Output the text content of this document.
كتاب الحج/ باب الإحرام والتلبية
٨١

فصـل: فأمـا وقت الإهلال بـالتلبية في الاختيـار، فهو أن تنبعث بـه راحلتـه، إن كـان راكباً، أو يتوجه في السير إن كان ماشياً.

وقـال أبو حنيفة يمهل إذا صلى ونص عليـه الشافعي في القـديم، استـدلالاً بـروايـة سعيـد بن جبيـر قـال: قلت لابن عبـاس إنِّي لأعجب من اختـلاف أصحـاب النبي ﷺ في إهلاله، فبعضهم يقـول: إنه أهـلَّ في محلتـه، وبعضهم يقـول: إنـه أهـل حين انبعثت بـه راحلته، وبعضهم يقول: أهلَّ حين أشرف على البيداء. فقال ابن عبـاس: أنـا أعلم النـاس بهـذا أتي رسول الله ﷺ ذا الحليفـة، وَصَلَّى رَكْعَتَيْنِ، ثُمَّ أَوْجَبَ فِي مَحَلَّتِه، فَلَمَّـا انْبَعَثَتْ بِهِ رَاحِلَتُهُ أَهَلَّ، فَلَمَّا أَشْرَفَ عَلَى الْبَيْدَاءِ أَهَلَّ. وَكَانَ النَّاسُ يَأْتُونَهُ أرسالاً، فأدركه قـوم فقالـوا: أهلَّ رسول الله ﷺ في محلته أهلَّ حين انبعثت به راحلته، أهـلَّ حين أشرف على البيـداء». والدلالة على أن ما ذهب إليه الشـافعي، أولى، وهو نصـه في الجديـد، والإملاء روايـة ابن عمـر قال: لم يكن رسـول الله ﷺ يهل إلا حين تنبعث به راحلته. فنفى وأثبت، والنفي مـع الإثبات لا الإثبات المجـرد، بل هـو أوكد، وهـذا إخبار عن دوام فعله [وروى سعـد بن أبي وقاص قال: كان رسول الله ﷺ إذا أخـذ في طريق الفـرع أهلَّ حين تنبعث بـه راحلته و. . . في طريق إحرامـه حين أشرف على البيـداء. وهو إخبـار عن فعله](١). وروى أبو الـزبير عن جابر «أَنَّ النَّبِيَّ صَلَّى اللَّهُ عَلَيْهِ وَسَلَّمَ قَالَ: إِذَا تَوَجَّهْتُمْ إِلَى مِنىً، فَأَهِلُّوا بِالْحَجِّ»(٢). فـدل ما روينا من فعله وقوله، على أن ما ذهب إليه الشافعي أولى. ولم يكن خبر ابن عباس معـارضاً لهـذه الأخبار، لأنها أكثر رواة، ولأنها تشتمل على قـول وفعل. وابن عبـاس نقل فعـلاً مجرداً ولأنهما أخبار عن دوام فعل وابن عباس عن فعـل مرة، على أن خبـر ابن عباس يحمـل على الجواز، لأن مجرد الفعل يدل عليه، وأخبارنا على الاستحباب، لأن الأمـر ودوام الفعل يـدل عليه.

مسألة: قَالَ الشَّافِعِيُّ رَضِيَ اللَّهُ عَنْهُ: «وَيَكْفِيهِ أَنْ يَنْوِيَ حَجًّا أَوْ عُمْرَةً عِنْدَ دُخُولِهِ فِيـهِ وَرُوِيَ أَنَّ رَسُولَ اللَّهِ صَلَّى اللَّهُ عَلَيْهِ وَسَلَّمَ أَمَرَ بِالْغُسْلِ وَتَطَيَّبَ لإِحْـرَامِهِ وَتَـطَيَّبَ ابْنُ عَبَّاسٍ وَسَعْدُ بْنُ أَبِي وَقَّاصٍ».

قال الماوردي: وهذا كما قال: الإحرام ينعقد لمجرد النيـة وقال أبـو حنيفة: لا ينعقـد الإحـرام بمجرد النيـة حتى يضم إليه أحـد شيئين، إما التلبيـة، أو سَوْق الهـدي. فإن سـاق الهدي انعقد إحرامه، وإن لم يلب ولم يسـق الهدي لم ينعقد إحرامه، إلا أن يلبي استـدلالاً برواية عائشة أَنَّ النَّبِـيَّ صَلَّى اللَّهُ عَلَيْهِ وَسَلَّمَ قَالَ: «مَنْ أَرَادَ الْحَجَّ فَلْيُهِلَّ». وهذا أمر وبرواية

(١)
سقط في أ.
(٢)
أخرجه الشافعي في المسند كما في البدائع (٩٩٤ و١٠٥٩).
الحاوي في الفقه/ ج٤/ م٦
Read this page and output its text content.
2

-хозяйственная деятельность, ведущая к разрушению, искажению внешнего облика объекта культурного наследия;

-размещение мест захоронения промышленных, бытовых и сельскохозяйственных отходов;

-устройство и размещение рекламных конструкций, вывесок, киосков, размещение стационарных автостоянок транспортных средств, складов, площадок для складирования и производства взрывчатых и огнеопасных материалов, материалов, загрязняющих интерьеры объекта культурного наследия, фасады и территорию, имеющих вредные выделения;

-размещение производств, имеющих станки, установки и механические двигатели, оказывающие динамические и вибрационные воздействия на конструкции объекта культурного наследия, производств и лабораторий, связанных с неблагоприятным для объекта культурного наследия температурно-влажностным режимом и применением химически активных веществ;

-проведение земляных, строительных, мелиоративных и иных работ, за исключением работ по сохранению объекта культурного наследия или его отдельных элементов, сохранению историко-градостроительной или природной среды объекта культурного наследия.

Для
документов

○ ○ ○

◆ Given instruction ◆
Return every record, word for word.

◆ Full output ◆
Output the text content of this document.
كتاب الحج/ باب الإحرام والتلبية
٨١

فصـل: فأمـا وقت الإهلال بـالتلبية في الاختيـار، فهو أن تنبعث بـه راحلتـه، إن كـان راكباً، أو يتوجه في السير إن كان ماشياً.

وقـال أبو حنيفة يمهل إذا صلى ونص عليـه الشافعي في القـديم، استـدلالاً بـروايـة سعيـد بن جبيـر قـال: قلت لابن عبـاس إنِّي لأعجب من اختـلاف أصحـاب النبي ﷺ في إهلاله، فبعضهم يقـول: إنه أهـلَّ في محلتـه، وبعضهم يقـول: إنـه أهـل حين انبعثت بـه راحلته، وبعضهم يقول: أهلَّ حين أشرف على البيداء. فقال ابن عبـاس: أنـا أعلم النـاس بهـذا أتي رسول الله ﷺ ذا الحليفـة، وَصَلَّى رَكْعَتَيْنِ، ثُمَّ أَوْجَبَ فِي مَحَلَّتِه، فَلَمَّـا انْبَعَثَتْ بِهِ رَاحِلَتُهُ أَهَلَّ، فَلَمَّا أَشْرَفَ عَلَى الْبَيْدَاءِ أَهَلَّ. وَكَانَ النَّاسُ يَأْتُونَهُ أرسالاً، فأدركه قـوم فقالـوا: أهلَّ رسول الله ﷺ في محلته أهلَّ حين انبعثت به راحلته، أهـلَّ حين أشرف على البيـداء». والدلالة على أن ما ذهب إليه الشـافعي، أولى، وهو نصـه في الجديـد، والإملاء روايـة ابن عمـر قال: لم يكن رسـول الله ﷺ يهل إلا حين تنبعث به راحلته. فنفى وأثبت، والنفي مـع الإثبات لا الإثبات المجـرد، بل هـو أوكد، وهـذا إخبار عن دوام فعله [وروى سعـد بن أبي وقاص قال: كان رسول الله ﷺ إذا أخـذ في طريق الفـرع أهلَّ حين تنبعث بـه راحلته و. . . في طريق إحرامـه حين أشرف على البيـداء. وهو إخبـار عن فعله](١). وروى أبو الـزبير عن جابر «أَنَّ النَّبِيَّ صَلَّى اللَّهُ عَلَيْهِ وَسَلَّمَ قَالَ: إِذَا تَوَجَّهْتُمْ إِلَى مِنىً، فَأَهِلُّوا بِالْحَجِّ»(٢). فـدل ما روينا من فعله وقوله، على أن ما ذهب إليه الشافعي أولى. ولم يكن خبر ابن عباس معـارضاً لهـذه الأخبار، لأنها أكثر رواة، ولأنها تشتمل على قـول وفعل. وابن عبـاس نقل فعـلاً مجرداً ولأنهما أخبار عن دوام فعل وابن عباس عن فعـل مرة، على أن خبـر ابن عباس يحمـل على الجواز، لأن مجرد الفعل يدل عليه، وأخبارنا على الاستحباب، لأن الأمـر ودوام الفعل يـدل عليه.

مسألة: قَالَ الشَّافِعِيُّ رَضِيَ اللَّهُ عَنْهُ: «وَيَكْفِيهِ أَنْ يَنْوِيَ حَجًّا أَوْ عُمْرَةً عِنْدَ دُخُولِهِ فِيـهِ وَرُوِيَ أَنَّ رَسُولَ اللَّهِ صَلَّى اللَّهُ عَلَيْهِ وَسَلَّمَ أَمَرَ بِالْغُسْلِ وَتَطَيَّبَ لإِحْـرَامِهِ وَتَـطَيَّبَ ابْنُ عَبَّاسٍ وَسَعْدُ بْنُ أَبِي وَقَّاصٍ».

قال الماوردي: وهذا كما قال: الإحرام ينعقد لمجرد النيـة وقال أبـو حنيفة: لا ينعقـد الإحـرام بمجرد النيـة حتى يضم إليه أحـد شيئين، إما التلبيـة، أو سَوْق الهـدي. فإن سـاق الهدي انعقد إحرامه، وإن لم يلب ولم يسـق الهدي لم ينعقد إحرامه، إلا أن يلبي استـدلالاً برواية عائشة أَنَّ النَّبِـيَّ صَلَّى اللَّهُ عَلَيْهِ وَسَلَّمَ قَالَ: «مَنْ أَرَادَ الْحَجَّ فَلْيُهِلَّ». وهذا أمر وبرواية

(١)
سقط في أ.
(٢)
أخرجه الشافعي في المسند كما في البدائع (٩٩٤ و١٠٥٩).
الحاوي في الفقه/ ج٤/ م٦
Read this page and output its text content.
2

-хозяйственная деятельность, ведущая к разрушению, искажению внешнего облика объекта культурного наследия;

-размещение мест захоронения промышленных, бытовых и сельскохозяйственных отходов;

-устройство и размещение рекламных конструкций, вывесок, киосков, размещение стационарных автостоянок транспортных средств, складов, площадок для складирования и производства взрывчатых и огнеопасных материалов, материалов, загрязняющих интерьеры объекта культурного наследия, фасады и территорию, имеющих вредные выделения;

-размещение производств, имеющих станки, установки и механические двигатели, оказывающие динамические и вибрационные воздействия на конструкции объекта культурного наследия, производств и лабораторий, связанных с неблагоприятным для объекта культурного наследия температурно-влажностным режимом и применением химически активных веществ;

-проведение земляных, строительных, мелиоративных и иных работ, за исключением работ по сохранению объекта культурного наследия или его отдельных элементов, сохранению историко-градостроительной или природной среды объекта культурного наследия.

Для
документов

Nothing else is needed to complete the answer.